--- Requirement ---
Find the number of lines containing the string "marcherai" in the data. Answer with the number by itself.

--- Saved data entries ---
------------------------------------------------------------
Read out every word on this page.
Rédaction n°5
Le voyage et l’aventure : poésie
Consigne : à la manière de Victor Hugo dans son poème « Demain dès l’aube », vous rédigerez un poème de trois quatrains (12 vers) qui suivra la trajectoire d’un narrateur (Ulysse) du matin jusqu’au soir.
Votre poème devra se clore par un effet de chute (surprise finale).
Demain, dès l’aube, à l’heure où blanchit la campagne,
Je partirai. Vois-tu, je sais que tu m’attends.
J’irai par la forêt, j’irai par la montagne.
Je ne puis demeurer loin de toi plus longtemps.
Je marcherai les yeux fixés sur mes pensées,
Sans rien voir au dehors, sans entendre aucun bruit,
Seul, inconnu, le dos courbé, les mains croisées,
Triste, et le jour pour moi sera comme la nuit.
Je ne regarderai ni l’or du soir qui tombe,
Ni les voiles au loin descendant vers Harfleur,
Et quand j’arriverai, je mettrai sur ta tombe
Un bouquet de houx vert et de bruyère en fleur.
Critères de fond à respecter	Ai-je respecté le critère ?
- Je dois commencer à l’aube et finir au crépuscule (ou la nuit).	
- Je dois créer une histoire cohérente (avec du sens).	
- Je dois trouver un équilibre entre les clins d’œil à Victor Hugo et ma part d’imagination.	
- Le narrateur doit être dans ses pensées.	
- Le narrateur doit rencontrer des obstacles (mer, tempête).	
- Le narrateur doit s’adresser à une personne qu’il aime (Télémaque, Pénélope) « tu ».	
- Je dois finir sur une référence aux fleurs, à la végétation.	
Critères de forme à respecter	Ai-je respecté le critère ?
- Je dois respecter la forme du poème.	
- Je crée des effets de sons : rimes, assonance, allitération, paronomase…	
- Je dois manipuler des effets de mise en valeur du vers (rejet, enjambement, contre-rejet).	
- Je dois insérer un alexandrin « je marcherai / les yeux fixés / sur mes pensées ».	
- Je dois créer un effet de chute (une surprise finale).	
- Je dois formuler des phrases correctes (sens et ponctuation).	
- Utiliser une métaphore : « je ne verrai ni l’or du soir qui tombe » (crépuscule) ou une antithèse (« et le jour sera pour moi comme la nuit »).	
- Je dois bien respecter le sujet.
------------------------------------------------------------
--- Task answer ---
2